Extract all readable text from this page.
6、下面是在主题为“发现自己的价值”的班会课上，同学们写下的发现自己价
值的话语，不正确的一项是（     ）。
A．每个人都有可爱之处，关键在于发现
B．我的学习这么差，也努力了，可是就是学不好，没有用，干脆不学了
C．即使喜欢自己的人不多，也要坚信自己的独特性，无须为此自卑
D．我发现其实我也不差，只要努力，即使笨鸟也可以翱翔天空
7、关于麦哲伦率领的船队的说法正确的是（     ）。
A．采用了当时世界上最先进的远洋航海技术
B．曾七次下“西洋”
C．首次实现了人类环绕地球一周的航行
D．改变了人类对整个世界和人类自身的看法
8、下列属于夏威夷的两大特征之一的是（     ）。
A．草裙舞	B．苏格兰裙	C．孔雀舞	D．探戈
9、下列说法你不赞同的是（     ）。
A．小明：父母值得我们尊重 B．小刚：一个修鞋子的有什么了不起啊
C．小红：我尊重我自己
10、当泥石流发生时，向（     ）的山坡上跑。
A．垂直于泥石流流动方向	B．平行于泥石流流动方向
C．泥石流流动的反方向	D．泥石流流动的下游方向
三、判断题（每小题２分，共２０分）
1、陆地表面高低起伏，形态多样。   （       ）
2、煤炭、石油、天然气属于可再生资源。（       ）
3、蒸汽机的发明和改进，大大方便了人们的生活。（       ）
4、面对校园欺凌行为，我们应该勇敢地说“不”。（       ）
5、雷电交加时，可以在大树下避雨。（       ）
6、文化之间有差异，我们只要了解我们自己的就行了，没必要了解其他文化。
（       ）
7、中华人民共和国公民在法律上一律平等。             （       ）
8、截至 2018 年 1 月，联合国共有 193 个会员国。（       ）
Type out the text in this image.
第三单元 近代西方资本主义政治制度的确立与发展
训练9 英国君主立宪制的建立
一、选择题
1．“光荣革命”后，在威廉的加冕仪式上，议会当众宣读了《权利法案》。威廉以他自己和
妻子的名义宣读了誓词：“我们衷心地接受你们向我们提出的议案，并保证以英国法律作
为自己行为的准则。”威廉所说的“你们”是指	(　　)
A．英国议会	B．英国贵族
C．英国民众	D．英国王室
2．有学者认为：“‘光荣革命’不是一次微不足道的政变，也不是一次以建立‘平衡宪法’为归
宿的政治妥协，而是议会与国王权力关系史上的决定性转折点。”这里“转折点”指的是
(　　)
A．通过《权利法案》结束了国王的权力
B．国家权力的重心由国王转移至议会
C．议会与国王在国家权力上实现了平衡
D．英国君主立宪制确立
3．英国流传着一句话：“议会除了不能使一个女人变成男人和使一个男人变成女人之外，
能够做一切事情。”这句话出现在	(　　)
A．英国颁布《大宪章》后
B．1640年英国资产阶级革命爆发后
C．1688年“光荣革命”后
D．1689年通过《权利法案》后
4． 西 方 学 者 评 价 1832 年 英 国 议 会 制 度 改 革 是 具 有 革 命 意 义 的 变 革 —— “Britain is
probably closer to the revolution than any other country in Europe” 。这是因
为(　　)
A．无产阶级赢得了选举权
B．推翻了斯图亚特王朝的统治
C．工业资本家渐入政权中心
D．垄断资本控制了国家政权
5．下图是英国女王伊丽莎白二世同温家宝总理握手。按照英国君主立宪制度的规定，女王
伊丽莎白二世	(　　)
━━━━━━━━
* [Exercise prompt]
Return exactly, and only, the line containing "Type out the text in this image." and every line after it through the end of the material.

* [Solution]
Type out the text in this image.
第三单元 近代西方资本主义政治制度的确立与发展
训练9 英国君主立宪制的建立
一、选择题
1．“光荣革命”后，在威廉的加冕仪式上，议会当众宣读了《权利法案》。威廉以他自己和
妻子的名义宣读了誓词：“我们衷心地接受你们向我们提出的议案，并保证以英国法律作
为自己行为的准则。”威廉所说的“你们”是指	(　　)
A．英国议会	B．英国贵族
C．英国民众	D．英国王室
2．有学者认为：“‘光荣革命’不是一次微不足道的政变，也不是一次以建立‘平衡宪法’为归
宿的政治妥协，而是议会与国王权力关系史上的决定性转折点。”这里“转折点”指的是
(　　)
A．通过《权利法案》结束了国王的权力
B．国家权力的重心由国王转移至议会
C．议会与国王在国家权力上实现了平衡
D．英国君主立宪制确立
3．英国流传着一句话：“议会除了不能使一个女人变成男人和使一个男人变成女人之外，
能够做一切事情。”这句话出现在	(　　)
A．英国颁布《大宪章》后
B．1640年英国资产阶级革命爆发后
C．1688年“光荣革命”后
D．1689年通过《权利法案》后
4． 西 方 学 者 评 价 1832 年 英 国 议 会 制 度 改 革 是 具 有 革 命 意 义 的 变 革 —— “Britain is
probably closer to the revolution than any other country in Europe” 。这是因
为(　　)
A．无产阶级赢得了选举权
B．推翻了斯图亚特王朝的统治
C．工业资本家渐入政权中心
D．垄断资本控制了国家政权
5．下图是英国女王伊丽莎白二世同温家宝总理握手。按照英国君主立宪制度的规定，女王
伊丽莎白二世	(　　)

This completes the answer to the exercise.